Objective =>
Locate the lines of the listing below that hold "name", then copy each of them.

-- begin Listed records --

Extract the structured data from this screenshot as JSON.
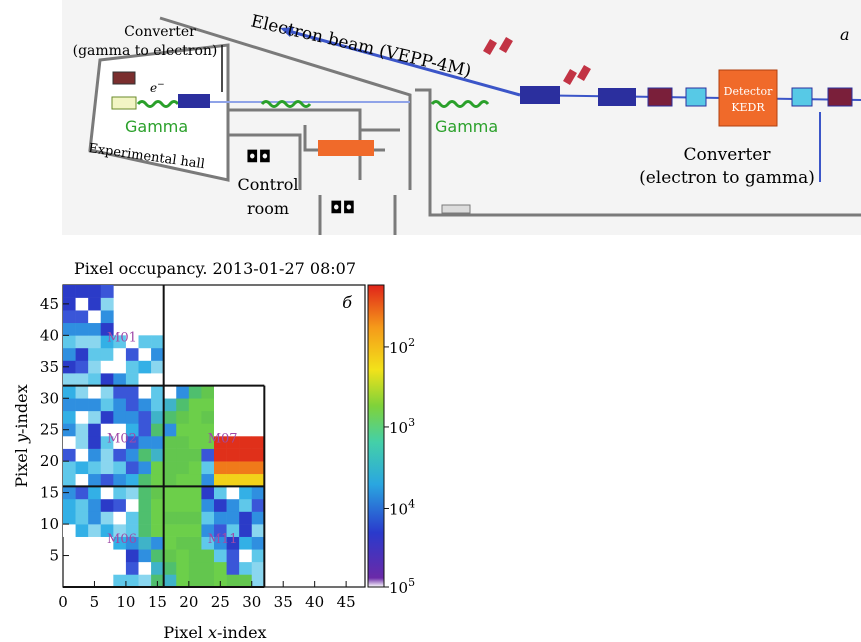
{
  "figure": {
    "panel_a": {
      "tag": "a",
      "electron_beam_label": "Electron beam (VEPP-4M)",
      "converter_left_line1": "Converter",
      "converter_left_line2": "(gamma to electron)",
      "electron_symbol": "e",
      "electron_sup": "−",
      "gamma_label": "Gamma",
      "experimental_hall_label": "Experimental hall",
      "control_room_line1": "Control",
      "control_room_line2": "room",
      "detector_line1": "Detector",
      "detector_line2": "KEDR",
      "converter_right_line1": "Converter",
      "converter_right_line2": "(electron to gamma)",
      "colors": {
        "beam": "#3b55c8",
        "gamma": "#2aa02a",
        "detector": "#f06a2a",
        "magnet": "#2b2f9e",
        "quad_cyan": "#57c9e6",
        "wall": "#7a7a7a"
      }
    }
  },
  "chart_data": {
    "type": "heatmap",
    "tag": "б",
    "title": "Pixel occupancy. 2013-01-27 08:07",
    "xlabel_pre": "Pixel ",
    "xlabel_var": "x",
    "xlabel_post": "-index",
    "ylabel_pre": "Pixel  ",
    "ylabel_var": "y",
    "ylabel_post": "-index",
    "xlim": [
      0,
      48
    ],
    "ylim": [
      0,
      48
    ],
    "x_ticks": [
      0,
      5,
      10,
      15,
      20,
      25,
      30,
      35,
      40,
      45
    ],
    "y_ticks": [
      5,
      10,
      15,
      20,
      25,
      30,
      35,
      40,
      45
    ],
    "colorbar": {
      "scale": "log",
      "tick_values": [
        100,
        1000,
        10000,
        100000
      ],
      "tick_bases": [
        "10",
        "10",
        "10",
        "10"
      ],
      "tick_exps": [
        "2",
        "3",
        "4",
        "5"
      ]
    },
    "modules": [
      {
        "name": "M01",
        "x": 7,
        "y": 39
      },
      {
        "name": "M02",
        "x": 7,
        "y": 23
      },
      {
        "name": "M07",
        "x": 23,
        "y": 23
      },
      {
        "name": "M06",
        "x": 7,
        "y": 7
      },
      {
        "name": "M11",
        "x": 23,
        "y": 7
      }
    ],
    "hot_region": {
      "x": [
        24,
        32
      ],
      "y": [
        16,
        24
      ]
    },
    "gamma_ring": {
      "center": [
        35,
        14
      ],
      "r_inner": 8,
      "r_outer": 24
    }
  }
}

-- end Listed records --

Written answer =>
        "name": "M01",
        "name": "M02",
        "name": "M07",
        "name": "M06",
        "name": "M11",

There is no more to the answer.